───── Supplied data

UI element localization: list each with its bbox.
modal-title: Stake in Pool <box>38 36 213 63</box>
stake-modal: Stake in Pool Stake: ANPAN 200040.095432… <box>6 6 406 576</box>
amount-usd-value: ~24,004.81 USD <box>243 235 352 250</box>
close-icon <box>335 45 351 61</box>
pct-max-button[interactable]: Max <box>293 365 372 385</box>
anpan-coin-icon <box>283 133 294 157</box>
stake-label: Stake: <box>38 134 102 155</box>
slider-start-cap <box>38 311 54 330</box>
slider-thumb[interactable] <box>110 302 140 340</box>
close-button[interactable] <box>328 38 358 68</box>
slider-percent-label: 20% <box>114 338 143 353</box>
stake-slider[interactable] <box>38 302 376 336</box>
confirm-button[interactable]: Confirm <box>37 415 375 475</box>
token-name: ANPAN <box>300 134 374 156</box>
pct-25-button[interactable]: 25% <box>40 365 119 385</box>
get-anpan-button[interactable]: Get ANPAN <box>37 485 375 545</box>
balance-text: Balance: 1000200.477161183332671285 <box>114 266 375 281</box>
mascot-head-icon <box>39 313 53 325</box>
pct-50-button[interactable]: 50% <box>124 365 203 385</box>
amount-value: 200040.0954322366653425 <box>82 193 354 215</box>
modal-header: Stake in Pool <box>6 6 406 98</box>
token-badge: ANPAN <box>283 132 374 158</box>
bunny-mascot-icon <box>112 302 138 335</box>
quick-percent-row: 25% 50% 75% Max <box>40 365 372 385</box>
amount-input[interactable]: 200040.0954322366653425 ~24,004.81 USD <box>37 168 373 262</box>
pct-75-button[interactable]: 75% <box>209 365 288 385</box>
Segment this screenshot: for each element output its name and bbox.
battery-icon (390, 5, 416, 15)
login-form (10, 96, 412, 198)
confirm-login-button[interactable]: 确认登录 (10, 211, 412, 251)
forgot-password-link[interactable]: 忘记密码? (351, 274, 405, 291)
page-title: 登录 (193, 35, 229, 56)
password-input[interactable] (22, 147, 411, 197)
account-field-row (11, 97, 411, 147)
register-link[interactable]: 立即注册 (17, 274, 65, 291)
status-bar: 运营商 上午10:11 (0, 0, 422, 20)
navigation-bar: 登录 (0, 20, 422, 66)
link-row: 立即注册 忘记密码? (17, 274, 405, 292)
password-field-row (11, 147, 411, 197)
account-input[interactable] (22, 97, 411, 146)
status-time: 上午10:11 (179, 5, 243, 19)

──────────

**Requirement**
Rewrite the lines from the start of the listing through the line containing "amount-input[interactable]: 200040.0954322366653425 ~24,004.81", with "Stake in Pool" replaced by "Deposit to Pool" and everything else left the same.

**Written response**
UI element localization: list each with its bbox.
modal-title: Deposit to Pool <box>38 36 213 63</box>
stake-modal: Deposit to Pool Stake: ANPAN 200040.095432… <box>6 6 406 576</box>
amount-usd-value: ~24,004.81 USD <box>243 235 352 250</box>
close-icon <box>335 45 351 61</box>
pct-max-button[interactable]: Max <box>293 365 372 385</box>
anpan-coin-icon <box>283 133 294 157</box>
stake-label: Stake: <box>38 134 102 155</box>
slider-start-cap <box>38 311 54 330</box>
slider-thumb[interactable] <box>110 302 140 340</box>
close-button[interactable] <box>328 38 358 68</box>
slider-percent-label: 20% <box>114 338 143 353</box>
stake-slider[interactable] <box>38 302 376 336</box>
confirm-button[interactable]: Confirm <box>37 415 375 475</box>
token-name: ANPAN <box>300 134 374 156</box>
pct-25-button[interactable]: 25% <box>40 365 119 385</box>
get-anpan-button[interactable]: Get ANPAN <box>37 485 375 545</box>
balance-text: Balance: 1000200.477161183332671285 <box>114 266 375 281</box>
mascot-head-icon <box>39 313 53 325</box>
pct-50-button[interactable]: 50% <box>124 365 203 385</box>
amount-value: 200040.0954322366653425 <box>82 193 354 215</box>
modal-header: Deposit to Pool <box>6 6 406 98</box>
token-badge: ANPAN <box>283 132 374 158</box>
bunny-mascot-icon <box>112 302 138 335</box>
quick-percent-row: 25% 50% 75% Max <box>40 365 372 385</box>
amount-input[interactable]: 200040.0954322366653425 ~24,004.81 USD <box>37 168 373 262</box>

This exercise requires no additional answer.